▶ **THE PROBLEM**
Output only the lines that run from the line holding "What's the underlying" to the end of the entries, both ends included, and skip the pictures.

▶ **DATASET ENTRIES**
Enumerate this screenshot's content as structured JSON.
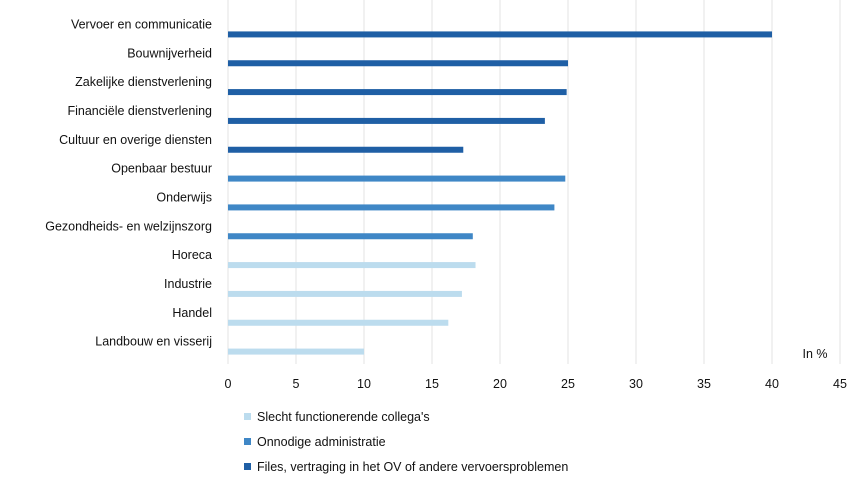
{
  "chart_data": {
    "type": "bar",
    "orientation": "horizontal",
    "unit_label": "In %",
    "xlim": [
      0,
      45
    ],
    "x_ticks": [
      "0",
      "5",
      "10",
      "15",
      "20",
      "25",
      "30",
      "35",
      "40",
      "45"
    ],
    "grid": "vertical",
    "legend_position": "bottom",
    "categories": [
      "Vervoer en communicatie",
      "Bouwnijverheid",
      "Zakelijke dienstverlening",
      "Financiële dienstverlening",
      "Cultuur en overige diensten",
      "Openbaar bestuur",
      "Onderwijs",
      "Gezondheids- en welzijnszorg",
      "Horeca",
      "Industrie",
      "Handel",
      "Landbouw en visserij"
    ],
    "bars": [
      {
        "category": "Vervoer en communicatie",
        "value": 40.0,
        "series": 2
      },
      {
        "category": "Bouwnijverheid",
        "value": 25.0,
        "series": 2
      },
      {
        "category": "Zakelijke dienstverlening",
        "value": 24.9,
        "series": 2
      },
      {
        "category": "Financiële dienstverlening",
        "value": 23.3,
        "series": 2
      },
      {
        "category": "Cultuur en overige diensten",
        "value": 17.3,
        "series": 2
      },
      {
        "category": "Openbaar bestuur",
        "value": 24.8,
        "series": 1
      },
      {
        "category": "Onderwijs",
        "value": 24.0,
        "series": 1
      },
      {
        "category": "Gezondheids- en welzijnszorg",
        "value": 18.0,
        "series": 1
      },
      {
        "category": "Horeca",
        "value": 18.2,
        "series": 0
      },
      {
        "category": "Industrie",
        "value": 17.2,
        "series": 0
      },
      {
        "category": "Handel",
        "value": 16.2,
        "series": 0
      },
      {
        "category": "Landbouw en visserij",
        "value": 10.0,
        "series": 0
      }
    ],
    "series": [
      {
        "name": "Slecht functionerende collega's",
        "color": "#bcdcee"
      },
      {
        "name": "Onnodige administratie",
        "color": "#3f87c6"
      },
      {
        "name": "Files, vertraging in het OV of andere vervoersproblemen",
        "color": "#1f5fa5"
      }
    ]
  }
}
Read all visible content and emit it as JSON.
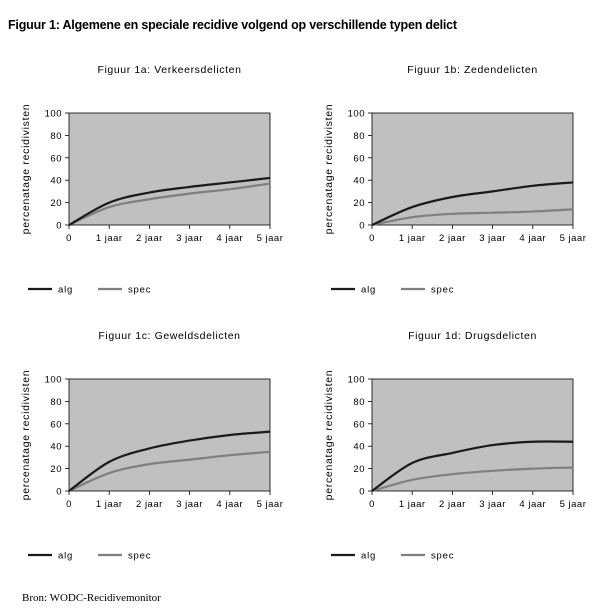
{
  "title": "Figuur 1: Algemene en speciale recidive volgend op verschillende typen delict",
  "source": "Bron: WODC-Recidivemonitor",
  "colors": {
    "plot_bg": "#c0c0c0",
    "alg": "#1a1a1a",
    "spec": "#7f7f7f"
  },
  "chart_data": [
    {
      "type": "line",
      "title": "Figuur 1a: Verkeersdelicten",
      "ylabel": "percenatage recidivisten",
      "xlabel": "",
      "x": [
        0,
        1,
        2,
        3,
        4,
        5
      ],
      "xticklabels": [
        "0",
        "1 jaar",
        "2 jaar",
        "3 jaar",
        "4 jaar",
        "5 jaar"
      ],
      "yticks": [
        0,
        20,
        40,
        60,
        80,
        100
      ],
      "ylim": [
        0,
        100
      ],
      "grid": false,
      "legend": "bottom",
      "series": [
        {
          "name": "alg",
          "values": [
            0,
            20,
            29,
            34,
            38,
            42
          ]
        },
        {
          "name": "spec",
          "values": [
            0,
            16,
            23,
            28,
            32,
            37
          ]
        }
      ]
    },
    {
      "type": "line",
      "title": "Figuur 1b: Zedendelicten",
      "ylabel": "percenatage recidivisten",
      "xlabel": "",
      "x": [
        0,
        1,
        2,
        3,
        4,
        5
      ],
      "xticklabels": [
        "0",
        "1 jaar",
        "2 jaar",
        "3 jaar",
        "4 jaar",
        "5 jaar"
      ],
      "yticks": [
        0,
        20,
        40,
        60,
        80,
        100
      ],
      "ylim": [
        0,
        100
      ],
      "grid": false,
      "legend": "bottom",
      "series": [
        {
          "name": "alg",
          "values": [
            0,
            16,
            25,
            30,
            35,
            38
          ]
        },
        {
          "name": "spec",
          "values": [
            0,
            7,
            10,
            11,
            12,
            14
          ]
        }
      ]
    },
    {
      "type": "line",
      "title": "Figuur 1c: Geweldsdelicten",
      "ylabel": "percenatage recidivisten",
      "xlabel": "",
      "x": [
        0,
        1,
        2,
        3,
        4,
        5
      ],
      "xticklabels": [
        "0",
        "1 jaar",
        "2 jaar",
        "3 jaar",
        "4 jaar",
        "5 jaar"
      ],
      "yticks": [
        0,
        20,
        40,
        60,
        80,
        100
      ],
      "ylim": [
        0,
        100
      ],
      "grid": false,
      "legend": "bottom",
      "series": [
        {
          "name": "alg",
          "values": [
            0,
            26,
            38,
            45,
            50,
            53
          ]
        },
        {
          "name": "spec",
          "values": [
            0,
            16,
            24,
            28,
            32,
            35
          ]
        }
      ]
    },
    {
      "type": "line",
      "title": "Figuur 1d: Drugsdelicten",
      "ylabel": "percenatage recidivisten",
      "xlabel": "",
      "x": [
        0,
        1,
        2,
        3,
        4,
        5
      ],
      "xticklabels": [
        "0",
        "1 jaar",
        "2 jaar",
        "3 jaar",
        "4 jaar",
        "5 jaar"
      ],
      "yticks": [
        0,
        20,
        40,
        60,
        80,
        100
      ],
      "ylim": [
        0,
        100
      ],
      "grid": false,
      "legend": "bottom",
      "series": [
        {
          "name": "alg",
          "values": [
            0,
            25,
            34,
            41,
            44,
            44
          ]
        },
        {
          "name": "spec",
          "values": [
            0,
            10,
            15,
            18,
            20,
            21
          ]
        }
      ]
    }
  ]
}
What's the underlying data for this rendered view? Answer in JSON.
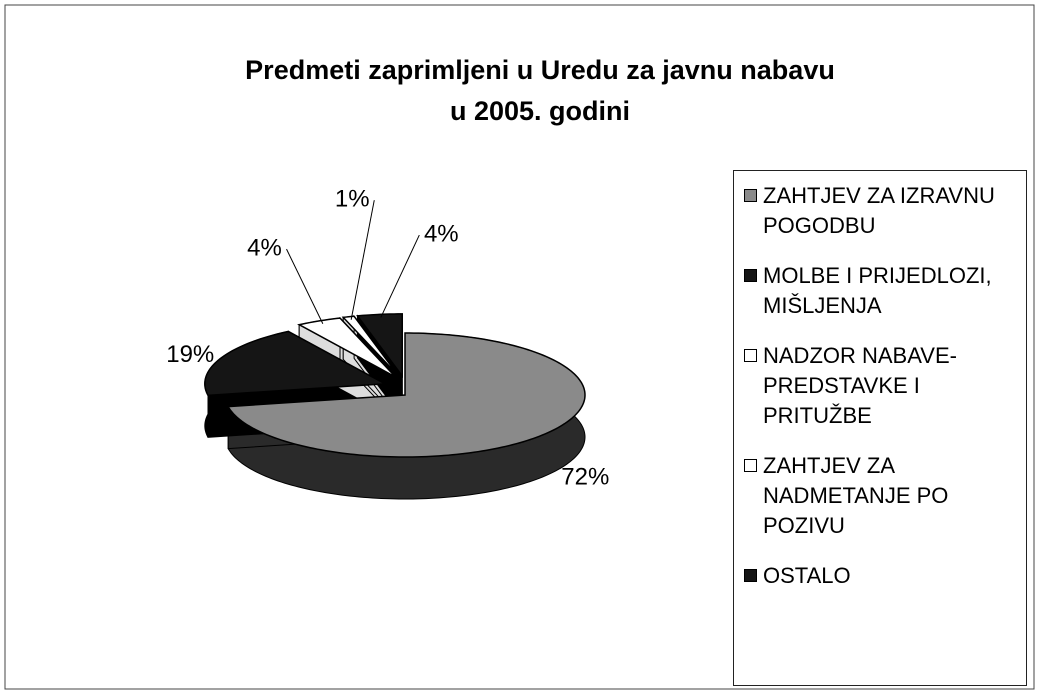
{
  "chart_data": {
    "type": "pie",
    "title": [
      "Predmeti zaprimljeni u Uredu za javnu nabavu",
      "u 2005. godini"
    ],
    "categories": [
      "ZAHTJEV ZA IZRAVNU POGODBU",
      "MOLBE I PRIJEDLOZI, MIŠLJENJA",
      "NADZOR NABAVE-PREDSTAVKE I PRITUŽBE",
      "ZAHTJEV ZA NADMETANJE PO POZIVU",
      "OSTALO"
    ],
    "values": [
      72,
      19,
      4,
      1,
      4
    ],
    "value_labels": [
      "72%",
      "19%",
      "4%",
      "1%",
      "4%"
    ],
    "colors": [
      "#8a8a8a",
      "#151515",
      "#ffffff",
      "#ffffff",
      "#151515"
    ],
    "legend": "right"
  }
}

▶ **ANSWER TO THIS TASK**
What's the underlying data for this rendered view? Answer in JSON.
{
  "chart_data": {
    "type": "pie",
    "title": [
      "Predmeti zaprimljeni u Uredu za javnu nabavu",
      "u 2005. godini"
    ],
    "categories": [
      "ZAHTJEV ZA IZRAVNU POGODBU",
      "MOLBE I PRIJEDLOZI, MIŠLJENJA",
      "NADZOR NABAVE-PREDSTAVKE I PRITUŽBE",
      "ZAHTJEV ZA NADMETANJE PO POZIVU",
      "OSTALO"
    ],
    "values": [
      72,
      19,
      4,
      1,
      4
    ],
    "value_labels": [
      "72%",
      "19%",
      "4%",
      "1%",
      "4%"
    ],
    "colors": [
      "#8a8a8a",
      "#151515",
      "#ffffff",
      "#ffffff",
      "#151515"
    ],
    "legend": "right"
  }
}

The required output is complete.